- [Consegna A]: Nel testo sul rilancio del calcio a Palermo, quale quota delle azioni della società detiene Tony Di Piazza?
- [Consegna B]: Prosegui il testo sul rilancio del calcio a Palermo a partire dall'ultima frase riportata.

- [Testo di lettura]:

++++++++

Nel programma la valorizzazione del settore giovanile, così come la commercializzazione del nuovo marchio dei rosanero all'estero: il punto sul progetto di rilancio del calcio a Palermo

Mediagol97

Il piano iniziale di un Palermo targato Dario Mirri capace di camminare sulle sue gambe solamente fino alla Serie B è stato superato dalla nascita di Hera Hora

Attraverso queste parole l'edizione odierna de La Repubblica - Palermo spiega come adesso la società che vede unite la Damir al 50% delle azioni, Tony Di Piazza al 40% e Dario Mirri personalmente al 10%, per ammissione dello stesso staff di commercialisti del Comune di Palermo, sarebbe in grado di portare avanti il nuovo club siciliano almeno per i prossimi trent'anni.

++++++++

[Dati di analisi del layout di pagina]
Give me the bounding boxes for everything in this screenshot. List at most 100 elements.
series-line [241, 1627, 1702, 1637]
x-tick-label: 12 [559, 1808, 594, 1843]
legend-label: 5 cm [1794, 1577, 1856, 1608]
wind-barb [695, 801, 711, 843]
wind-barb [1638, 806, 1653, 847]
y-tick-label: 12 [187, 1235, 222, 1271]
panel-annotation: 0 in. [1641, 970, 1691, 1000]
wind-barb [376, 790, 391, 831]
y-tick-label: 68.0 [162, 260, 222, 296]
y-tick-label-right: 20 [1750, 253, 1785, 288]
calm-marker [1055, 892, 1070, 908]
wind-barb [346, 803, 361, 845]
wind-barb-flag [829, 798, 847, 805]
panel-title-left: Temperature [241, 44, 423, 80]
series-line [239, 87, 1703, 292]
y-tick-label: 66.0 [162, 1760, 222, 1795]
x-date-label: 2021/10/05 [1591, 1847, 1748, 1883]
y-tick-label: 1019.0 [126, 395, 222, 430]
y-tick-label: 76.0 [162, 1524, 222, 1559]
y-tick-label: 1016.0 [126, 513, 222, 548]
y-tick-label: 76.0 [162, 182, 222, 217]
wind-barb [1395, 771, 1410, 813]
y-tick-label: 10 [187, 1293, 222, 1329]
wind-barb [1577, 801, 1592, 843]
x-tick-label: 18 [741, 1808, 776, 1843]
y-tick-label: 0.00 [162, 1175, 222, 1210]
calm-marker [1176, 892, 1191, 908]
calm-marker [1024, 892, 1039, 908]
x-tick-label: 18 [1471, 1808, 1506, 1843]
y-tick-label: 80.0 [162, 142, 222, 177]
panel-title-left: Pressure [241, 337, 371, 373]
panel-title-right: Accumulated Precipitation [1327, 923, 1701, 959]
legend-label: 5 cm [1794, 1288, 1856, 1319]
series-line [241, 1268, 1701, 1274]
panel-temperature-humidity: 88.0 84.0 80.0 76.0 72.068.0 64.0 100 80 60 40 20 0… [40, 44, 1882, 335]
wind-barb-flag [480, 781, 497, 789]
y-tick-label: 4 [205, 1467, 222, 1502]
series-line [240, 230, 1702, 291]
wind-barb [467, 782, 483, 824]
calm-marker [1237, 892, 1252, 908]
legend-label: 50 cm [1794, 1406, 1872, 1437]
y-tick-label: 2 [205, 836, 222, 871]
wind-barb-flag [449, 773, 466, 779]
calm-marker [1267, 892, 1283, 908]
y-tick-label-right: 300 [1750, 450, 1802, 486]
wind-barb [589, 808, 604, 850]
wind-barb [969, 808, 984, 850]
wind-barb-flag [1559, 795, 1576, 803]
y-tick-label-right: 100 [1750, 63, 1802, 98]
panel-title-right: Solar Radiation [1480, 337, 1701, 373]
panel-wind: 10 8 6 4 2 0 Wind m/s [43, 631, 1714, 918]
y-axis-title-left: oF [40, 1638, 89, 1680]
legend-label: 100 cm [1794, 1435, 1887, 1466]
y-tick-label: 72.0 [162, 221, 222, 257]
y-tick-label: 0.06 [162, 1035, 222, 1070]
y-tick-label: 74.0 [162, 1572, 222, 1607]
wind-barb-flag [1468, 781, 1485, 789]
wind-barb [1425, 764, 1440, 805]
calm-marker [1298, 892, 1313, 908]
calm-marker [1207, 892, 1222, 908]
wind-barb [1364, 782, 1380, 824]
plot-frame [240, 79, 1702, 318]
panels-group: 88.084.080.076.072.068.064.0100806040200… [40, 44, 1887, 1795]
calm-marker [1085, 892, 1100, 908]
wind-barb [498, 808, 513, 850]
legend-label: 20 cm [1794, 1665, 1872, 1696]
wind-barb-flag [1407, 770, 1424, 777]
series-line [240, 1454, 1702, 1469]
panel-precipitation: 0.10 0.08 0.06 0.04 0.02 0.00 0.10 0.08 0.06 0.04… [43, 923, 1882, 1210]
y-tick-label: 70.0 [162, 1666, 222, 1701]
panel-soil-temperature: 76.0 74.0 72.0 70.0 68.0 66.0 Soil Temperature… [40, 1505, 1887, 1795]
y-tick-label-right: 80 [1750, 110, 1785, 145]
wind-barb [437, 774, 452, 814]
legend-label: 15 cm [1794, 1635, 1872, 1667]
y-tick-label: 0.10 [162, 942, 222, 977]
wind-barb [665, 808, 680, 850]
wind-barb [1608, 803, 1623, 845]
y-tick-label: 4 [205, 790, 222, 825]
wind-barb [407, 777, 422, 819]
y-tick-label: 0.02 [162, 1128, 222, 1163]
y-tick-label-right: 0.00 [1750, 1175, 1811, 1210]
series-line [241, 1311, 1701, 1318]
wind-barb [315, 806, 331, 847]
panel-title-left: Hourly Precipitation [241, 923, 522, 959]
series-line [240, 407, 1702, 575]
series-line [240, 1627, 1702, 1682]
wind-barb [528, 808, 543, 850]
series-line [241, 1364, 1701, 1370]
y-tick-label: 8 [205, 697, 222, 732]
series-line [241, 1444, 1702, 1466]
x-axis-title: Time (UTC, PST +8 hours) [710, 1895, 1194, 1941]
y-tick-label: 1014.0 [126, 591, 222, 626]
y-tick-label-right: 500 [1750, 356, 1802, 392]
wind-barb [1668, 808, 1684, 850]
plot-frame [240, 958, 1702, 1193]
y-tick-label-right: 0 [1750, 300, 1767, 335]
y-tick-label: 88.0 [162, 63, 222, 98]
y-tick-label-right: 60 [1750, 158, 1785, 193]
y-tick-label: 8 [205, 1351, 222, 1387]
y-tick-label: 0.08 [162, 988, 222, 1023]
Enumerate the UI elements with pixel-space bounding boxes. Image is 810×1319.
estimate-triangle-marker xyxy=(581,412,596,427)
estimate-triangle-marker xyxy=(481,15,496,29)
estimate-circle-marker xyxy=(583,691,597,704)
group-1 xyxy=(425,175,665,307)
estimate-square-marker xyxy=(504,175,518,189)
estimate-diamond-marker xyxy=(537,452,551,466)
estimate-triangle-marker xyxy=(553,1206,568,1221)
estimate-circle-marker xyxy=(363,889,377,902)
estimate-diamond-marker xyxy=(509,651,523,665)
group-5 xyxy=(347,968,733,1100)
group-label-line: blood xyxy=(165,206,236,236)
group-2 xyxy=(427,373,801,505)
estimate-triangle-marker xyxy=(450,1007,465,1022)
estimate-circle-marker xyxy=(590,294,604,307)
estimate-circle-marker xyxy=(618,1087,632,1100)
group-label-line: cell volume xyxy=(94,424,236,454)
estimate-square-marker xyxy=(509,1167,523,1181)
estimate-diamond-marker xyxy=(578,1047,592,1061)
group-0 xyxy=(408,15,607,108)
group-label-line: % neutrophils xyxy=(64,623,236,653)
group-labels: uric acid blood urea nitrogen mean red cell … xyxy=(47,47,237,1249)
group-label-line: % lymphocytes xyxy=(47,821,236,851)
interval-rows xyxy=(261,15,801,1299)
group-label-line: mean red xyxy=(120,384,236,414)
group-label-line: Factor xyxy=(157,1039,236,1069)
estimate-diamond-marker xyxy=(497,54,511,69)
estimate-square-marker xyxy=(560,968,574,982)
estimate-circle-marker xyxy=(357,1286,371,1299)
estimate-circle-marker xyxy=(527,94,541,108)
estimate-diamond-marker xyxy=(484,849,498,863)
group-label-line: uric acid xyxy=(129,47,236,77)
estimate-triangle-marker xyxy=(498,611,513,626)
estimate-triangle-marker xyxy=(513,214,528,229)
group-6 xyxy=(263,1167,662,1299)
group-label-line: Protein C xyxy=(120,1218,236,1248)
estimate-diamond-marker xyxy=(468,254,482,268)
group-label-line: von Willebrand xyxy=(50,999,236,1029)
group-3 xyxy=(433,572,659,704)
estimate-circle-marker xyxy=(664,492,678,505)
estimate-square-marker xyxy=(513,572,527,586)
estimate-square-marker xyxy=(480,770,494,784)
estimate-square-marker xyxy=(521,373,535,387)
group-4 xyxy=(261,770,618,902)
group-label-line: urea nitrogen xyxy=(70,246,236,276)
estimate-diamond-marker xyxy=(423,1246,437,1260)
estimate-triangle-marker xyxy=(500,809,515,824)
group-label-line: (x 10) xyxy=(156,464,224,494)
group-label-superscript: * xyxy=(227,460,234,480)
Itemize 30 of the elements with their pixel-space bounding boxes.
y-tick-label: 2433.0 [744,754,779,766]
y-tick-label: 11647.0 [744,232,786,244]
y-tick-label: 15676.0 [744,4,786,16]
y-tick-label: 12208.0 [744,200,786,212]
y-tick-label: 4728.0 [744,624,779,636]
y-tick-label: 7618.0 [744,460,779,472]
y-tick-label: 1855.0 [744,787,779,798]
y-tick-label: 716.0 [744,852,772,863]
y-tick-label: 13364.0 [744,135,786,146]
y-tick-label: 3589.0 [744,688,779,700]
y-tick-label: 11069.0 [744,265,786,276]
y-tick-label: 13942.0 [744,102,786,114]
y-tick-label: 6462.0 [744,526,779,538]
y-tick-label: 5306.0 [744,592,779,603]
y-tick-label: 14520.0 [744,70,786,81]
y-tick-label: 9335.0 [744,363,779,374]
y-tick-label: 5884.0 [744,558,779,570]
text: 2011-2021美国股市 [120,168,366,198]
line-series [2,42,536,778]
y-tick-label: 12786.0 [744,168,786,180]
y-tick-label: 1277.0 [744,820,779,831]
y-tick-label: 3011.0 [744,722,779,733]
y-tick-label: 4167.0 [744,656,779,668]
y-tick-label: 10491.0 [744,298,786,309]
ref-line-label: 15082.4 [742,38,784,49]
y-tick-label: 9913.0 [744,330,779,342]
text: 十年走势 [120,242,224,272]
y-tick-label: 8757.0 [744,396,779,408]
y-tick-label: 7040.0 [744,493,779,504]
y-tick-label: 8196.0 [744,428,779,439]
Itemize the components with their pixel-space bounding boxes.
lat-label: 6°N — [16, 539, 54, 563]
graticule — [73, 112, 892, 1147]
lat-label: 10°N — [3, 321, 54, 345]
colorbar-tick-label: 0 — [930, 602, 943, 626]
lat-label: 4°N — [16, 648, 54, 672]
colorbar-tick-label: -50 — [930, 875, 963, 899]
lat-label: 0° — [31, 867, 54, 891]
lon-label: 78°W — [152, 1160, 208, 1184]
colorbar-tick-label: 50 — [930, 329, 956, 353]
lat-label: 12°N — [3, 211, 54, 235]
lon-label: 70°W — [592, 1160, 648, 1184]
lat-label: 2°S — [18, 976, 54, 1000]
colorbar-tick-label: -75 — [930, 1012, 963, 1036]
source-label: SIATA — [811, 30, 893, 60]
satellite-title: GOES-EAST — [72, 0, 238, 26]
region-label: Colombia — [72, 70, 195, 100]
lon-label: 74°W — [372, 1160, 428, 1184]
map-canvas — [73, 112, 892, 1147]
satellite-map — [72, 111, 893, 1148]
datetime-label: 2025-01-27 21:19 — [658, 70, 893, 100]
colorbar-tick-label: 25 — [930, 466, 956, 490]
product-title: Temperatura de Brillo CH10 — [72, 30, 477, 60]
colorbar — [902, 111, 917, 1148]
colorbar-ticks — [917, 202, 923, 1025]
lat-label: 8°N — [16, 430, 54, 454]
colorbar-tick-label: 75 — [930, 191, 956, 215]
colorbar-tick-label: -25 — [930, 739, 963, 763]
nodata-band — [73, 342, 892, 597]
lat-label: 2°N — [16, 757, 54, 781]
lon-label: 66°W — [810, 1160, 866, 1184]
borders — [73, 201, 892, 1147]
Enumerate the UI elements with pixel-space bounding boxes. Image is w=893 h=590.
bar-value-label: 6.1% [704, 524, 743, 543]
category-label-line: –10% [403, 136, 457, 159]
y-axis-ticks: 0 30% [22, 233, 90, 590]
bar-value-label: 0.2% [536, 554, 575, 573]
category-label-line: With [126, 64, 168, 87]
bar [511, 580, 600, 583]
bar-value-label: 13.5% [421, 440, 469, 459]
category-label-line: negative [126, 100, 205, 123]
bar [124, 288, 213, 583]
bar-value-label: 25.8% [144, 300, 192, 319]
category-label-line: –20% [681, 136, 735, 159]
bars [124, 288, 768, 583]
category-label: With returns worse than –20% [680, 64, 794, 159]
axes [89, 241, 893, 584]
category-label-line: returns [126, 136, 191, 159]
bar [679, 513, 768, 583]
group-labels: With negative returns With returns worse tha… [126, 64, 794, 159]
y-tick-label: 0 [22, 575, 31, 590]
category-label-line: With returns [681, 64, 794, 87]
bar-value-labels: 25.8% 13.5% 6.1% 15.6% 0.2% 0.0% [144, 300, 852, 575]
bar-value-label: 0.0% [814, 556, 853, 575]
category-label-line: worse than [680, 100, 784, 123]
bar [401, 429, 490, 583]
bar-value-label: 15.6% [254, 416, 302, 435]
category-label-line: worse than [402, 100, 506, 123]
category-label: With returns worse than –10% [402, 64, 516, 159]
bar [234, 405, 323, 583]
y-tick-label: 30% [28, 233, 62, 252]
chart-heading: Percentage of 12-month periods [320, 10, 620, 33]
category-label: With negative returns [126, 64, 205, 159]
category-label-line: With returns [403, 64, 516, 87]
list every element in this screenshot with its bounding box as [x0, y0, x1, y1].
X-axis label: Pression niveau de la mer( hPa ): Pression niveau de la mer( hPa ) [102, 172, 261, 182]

++++++++

- [Risultato A]: Il 40% delle azioni.

- [Risultato B]:
La proposta di Hera Hora sarebbe stata infatti l'unica, fra quelle presentate, che si sarebbe candidata solo dopo aver già versato quasi 3,8 milioni di euro in contanti dei 15 milioni di capitale sociale già deliberato e sottoscritto. Una somma che si dovrebbe avvicinare a quella ritenuta adatta dagli esperti per ripartire dalla Serie D  e giungere al ritorno in A nel giro di tre anni. Un altro segnale indicante la forza imprenditoriale del gruppo sarebbe da riscontrare nei quattro assegni circolari da 250 mila euro intestati alla Figc per ottenere celermente l'affiliazione, già allegati alla candidatura presentata al sindaco Leoluca Orlando, che si è infine rivelata vincente:

"Del resto a mettersi insieme per fare rinascere il nuovo Palermo sono stati due gruppi che possono contare su lettere di patronage, fra le quali potrebbe esserci anche quella di Banca Igea di Francesco Maiolini in buoni rapporti con Rinaldo Sagramola, arrivate da banche italiane e americane. A sposarsi sono due gruppi che uniscono fatturati milionari: da una quarantina di milioni all'anno quello della Damir di Daniele e Dario Mirri, almeno il doppio il fatturato di Tony Di Piazza che ha fatto fortuna negli States con la compravendita di case fra New York e la Florida".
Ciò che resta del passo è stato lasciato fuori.